INSTRUCTIONS TO FOLLOW: Find the string "분위기가" in the records. Copy every line it appears in.
--- Begin DATASET ENTRIES ---
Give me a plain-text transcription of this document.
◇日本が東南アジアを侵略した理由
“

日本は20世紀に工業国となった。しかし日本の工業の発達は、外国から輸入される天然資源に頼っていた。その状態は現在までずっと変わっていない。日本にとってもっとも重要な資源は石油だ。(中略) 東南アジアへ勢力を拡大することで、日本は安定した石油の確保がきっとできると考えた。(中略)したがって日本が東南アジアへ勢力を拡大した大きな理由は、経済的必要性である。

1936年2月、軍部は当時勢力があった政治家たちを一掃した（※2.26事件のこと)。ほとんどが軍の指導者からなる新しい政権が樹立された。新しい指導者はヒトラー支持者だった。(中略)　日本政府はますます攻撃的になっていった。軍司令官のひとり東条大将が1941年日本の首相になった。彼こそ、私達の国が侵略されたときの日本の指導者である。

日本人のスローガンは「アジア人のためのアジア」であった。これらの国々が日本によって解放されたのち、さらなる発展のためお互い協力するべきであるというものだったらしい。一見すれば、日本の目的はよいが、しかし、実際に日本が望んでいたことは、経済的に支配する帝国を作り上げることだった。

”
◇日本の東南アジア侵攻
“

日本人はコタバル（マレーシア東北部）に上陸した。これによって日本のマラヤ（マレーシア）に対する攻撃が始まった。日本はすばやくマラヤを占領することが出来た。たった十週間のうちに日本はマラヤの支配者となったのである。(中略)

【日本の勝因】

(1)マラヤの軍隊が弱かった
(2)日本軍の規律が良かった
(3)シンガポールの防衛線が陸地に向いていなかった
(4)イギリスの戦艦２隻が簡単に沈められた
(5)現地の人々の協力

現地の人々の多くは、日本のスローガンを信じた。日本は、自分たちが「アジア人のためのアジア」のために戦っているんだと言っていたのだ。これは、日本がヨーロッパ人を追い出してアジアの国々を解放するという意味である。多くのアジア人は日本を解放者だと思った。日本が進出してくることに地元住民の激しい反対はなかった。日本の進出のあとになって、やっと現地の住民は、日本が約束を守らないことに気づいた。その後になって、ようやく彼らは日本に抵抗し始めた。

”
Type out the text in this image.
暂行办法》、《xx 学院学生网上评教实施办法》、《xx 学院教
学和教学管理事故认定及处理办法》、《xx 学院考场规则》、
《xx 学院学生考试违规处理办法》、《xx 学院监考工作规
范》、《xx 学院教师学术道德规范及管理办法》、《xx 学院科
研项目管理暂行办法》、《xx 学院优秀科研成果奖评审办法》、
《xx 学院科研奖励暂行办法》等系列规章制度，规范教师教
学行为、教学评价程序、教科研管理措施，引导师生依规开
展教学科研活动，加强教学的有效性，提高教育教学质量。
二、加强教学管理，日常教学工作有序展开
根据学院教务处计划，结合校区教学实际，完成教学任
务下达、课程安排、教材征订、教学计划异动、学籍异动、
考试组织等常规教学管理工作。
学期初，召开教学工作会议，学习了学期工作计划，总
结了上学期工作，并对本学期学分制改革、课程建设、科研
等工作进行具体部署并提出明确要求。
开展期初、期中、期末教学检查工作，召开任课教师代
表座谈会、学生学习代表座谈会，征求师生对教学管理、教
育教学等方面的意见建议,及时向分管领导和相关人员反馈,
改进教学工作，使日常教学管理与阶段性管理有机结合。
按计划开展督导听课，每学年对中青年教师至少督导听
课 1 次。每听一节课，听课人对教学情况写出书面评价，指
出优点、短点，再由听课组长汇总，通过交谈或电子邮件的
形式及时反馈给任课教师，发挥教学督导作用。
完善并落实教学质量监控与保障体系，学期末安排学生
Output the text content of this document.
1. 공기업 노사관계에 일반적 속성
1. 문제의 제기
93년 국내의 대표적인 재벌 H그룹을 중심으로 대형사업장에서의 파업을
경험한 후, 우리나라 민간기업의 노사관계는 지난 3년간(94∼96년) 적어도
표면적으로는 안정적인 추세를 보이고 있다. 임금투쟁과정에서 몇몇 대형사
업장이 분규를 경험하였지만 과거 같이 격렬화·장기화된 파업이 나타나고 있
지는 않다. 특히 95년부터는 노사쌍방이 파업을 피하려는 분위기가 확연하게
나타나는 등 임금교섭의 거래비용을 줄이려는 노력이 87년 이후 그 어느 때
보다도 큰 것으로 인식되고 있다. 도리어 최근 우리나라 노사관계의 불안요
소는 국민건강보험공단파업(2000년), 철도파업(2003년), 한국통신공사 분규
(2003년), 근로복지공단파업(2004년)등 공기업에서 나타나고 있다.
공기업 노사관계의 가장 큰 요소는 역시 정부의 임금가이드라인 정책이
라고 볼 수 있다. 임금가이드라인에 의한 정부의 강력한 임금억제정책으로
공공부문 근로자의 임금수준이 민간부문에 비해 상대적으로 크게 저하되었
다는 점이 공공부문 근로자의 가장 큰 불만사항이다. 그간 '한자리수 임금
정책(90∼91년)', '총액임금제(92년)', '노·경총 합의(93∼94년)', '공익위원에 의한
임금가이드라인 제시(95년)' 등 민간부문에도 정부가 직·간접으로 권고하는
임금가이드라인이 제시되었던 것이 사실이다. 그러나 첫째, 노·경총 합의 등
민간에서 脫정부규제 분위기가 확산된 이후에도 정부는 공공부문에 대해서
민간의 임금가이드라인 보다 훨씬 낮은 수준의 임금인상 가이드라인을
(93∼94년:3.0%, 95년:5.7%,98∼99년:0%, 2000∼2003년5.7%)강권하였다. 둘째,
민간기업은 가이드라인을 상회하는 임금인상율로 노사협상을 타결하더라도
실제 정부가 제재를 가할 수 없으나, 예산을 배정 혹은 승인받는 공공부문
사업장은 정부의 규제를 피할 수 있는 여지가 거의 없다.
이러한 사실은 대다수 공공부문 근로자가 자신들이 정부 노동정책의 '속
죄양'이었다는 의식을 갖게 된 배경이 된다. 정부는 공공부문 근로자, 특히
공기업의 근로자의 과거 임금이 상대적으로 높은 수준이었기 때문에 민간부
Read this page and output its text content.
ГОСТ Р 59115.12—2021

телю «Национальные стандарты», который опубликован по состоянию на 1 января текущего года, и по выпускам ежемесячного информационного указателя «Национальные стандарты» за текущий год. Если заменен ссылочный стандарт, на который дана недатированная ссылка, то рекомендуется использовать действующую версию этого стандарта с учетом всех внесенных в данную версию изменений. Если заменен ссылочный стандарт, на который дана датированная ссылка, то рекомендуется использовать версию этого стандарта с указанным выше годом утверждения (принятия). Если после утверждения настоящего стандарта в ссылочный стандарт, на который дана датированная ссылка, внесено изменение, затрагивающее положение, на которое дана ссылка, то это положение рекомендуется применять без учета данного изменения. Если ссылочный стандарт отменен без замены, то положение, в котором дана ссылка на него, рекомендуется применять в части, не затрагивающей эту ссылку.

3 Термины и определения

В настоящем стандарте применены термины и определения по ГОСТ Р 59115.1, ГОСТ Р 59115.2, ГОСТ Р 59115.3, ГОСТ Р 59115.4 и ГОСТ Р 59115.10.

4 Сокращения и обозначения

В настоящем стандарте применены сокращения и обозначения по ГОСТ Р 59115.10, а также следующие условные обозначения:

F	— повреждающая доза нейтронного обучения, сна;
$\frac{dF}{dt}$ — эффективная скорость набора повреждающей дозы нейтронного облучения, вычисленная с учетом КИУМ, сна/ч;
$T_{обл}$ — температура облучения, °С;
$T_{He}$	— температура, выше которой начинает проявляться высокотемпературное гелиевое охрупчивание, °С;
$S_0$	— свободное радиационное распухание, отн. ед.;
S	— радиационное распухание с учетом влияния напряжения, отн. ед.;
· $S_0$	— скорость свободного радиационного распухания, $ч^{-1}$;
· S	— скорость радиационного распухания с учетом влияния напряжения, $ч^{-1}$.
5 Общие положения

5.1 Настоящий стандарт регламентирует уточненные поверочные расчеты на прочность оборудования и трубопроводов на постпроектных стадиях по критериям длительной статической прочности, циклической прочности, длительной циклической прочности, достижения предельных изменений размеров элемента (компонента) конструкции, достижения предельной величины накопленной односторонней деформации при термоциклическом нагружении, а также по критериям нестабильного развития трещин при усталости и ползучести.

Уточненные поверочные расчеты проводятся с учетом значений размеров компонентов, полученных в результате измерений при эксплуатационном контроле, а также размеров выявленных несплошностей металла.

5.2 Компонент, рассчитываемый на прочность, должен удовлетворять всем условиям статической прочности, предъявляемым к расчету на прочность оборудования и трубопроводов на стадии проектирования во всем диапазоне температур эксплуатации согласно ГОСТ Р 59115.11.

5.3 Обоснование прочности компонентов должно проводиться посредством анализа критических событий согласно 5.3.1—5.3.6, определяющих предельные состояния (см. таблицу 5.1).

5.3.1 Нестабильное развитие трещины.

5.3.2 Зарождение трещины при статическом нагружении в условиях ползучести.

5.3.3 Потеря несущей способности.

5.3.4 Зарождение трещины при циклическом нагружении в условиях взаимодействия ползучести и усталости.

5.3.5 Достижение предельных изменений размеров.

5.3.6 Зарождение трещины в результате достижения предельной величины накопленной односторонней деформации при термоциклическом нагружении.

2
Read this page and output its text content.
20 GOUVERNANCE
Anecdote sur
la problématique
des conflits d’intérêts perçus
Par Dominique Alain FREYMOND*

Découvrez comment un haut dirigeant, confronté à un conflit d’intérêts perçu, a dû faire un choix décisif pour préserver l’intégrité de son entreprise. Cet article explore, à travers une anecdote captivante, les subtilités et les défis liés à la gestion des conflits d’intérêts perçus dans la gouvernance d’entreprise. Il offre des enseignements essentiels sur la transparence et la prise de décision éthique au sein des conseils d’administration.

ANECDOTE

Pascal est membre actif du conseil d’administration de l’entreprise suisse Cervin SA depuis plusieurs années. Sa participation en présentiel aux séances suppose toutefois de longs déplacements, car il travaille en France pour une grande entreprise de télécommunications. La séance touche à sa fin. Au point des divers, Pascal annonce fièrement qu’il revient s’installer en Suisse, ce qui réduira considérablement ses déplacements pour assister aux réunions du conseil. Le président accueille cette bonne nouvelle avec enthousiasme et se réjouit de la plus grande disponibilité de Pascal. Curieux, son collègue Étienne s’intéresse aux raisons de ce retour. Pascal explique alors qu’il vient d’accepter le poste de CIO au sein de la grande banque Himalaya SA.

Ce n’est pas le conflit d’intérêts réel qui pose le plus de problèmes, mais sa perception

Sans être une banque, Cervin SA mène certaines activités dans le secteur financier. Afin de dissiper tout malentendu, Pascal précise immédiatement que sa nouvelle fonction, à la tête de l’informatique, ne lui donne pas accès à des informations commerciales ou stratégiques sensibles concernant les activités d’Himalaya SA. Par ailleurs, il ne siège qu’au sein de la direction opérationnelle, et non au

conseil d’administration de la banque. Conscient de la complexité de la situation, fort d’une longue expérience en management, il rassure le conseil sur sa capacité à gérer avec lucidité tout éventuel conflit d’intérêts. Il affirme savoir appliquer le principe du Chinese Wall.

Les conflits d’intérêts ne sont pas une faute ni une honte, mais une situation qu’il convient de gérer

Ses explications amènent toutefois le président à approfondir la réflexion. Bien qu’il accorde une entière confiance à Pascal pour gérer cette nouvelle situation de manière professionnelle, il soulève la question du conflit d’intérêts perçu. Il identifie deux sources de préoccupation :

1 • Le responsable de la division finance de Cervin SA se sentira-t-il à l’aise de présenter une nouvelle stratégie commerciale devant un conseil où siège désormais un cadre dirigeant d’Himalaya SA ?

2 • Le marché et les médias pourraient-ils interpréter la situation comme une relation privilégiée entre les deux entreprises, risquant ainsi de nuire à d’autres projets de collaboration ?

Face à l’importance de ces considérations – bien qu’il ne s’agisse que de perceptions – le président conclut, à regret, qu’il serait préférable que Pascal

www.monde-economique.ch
--- End DATASET ENTRIES ---
RESPONSE:
지는 않다. 특히 95년부터는 노사쌍방이 파업을 피하려는 분위기가 확연하게
민간에서 脫정부규제 분위기가 확산된 이후에도 정부는 공공부문에 대해서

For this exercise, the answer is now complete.